Document section:
★ ★ ★ ★ ★
Kingdom Come Ingram Marshall (ECM) The album contains three pieces, the most noteworthy of which is “Hymnodic Delays,” a series of settings that contemporary-classical composer Marshall did for a spare vocal quartet who sing centuries-old New England hymns. The hymns would be beautiful enough on their own, but Marshall, who has long been a proponent of experimenting with sound technology, employs digital delays, which lend a warm, church-like reverb to the voices. Just about everything that any individual member of the quartet sings is repeated several times, making the group sound significantly larger than it is, and lending a ghostly aura to everything they utter.
★ ★ ★ ★ ★
Recorded information:

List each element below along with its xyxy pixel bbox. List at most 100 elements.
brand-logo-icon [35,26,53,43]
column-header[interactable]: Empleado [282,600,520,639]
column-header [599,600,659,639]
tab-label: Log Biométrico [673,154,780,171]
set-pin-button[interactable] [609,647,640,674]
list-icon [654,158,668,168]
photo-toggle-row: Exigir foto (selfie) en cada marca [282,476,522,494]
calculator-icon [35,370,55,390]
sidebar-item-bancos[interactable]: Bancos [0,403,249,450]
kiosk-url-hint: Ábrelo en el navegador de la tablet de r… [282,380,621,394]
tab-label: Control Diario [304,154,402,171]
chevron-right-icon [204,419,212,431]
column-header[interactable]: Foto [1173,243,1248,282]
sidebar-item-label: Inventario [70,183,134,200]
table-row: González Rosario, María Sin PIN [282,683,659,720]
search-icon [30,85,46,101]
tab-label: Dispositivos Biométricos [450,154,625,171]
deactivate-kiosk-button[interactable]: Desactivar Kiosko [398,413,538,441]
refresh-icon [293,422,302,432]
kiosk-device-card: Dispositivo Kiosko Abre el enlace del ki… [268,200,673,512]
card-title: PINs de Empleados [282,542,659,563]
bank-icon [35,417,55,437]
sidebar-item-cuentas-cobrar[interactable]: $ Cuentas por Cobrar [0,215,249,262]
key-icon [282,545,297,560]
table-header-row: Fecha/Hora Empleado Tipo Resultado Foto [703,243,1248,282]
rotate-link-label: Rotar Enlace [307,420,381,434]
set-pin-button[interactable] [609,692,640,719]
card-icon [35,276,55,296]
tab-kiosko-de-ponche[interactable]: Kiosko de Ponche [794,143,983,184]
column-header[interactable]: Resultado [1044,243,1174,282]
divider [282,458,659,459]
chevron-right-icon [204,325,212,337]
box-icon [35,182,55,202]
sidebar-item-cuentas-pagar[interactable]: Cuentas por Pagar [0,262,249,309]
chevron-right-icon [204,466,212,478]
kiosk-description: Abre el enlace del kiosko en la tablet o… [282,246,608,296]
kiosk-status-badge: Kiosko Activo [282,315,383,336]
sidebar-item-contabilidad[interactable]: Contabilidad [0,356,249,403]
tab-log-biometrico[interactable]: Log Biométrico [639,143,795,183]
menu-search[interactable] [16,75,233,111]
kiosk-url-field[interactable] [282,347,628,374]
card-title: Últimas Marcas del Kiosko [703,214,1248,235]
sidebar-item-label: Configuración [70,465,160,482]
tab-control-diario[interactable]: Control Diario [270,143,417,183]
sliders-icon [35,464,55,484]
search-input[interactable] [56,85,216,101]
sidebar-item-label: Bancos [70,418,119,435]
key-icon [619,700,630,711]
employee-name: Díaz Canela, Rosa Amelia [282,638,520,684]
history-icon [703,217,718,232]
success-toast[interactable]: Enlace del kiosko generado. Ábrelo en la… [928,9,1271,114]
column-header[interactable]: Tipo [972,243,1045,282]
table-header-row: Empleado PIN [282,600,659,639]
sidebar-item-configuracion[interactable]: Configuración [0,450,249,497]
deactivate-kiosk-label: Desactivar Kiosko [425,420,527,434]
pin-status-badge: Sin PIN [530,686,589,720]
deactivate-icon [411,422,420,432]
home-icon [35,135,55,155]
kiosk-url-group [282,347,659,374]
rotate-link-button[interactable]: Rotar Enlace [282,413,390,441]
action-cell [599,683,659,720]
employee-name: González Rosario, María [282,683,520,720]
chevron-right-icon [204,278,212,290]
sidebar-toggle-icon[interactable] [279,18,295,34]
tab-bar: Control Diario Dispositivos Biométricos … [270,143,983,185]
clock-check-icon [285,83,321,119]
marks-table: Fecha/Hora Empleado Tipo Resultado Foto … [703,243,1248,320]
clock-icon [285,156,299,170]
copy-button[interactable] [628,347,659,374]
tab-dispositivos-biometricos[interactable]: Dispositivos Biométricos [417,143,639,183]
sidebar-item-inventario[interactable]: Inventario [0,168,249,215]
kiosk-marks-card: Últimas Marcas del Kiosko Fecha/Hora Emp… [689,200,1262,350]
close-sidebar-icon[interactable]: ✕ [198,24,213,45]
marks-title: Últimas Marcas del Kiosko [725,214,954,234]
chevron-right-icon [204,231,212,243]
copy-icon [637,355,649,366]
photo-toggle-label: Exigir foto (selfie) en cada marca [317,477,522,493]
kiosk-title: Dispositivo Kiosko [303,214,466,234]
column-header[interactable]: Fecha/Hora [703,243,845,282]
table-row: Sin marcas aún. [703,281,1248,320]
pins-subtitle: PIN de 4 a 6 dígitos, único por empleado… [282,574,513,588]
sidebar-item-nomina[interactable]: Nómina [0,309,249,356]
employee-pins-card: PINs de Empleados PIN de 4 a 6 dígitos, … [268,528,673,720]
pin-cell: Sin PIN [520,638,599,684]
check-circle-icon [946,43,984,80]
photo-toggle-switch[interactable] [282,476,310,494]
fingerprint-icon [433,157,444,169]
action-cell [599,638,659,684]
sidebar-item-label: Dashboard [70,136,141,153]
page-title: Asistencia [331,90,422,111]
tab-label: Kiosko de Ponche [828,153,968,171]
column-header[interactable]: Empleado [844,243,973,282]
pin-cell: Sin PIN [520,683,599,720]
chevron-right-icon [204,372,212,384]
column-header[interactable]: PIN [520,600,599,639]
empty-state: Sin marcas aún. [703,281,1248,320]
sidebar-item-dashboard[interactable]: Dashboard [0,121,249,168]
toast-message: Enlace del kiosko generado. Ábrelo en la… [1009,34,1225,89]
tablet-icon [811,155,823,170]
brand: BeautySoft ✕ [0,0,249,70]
★ ★ ★ ★ ★
Written task A: According to the album review, why does the vocal quartet in "Hymnodic Delays" sound much larger than it is? Answer in one to three sentences.
Written task B:
Answer these questions about the album review, one line each:
(i) How many pieces does the album contain?
(ii) What kind of hymns does the quartet sing?
(iii) What quality do the digital delays lend to the voices?
Written task C: Copy the passage of the album review from "Kingdom Come Ingram" to "everything they utter.".
Rely only on the album review, not on the entries.

Task solution A: Marshall uses digital delays, so nearly everything any single member of the quartet sings is repeated several times. That repetition makes the group sound significantly larger and gives its singing a ghostly aura.

Task solution B:
(i) Three.
(ii) Centuries-old New England hymns.
(iii) A warm, church-like reverb.

Task solution C:
Kingdom Come Ingram Marshall (ECM) The album contains three pieces, the most noteworthy of which is “Hymnodic Delays,” a series of settings that contemporary-classical composer Marshall did for a spare vocal quartet who sing centuries-old New England hymns. The hymns would be beautiful enough on their own, but Marshall, who has long been a proponent of experimenting with sound technology, employs digital delays, which lend a warm, church-like reverb to the voices. Just about everything that any individual member of the quartet sings is repeated several times, making the group sound significantly larger than it is, and lending a ghostly aura to everything they utter.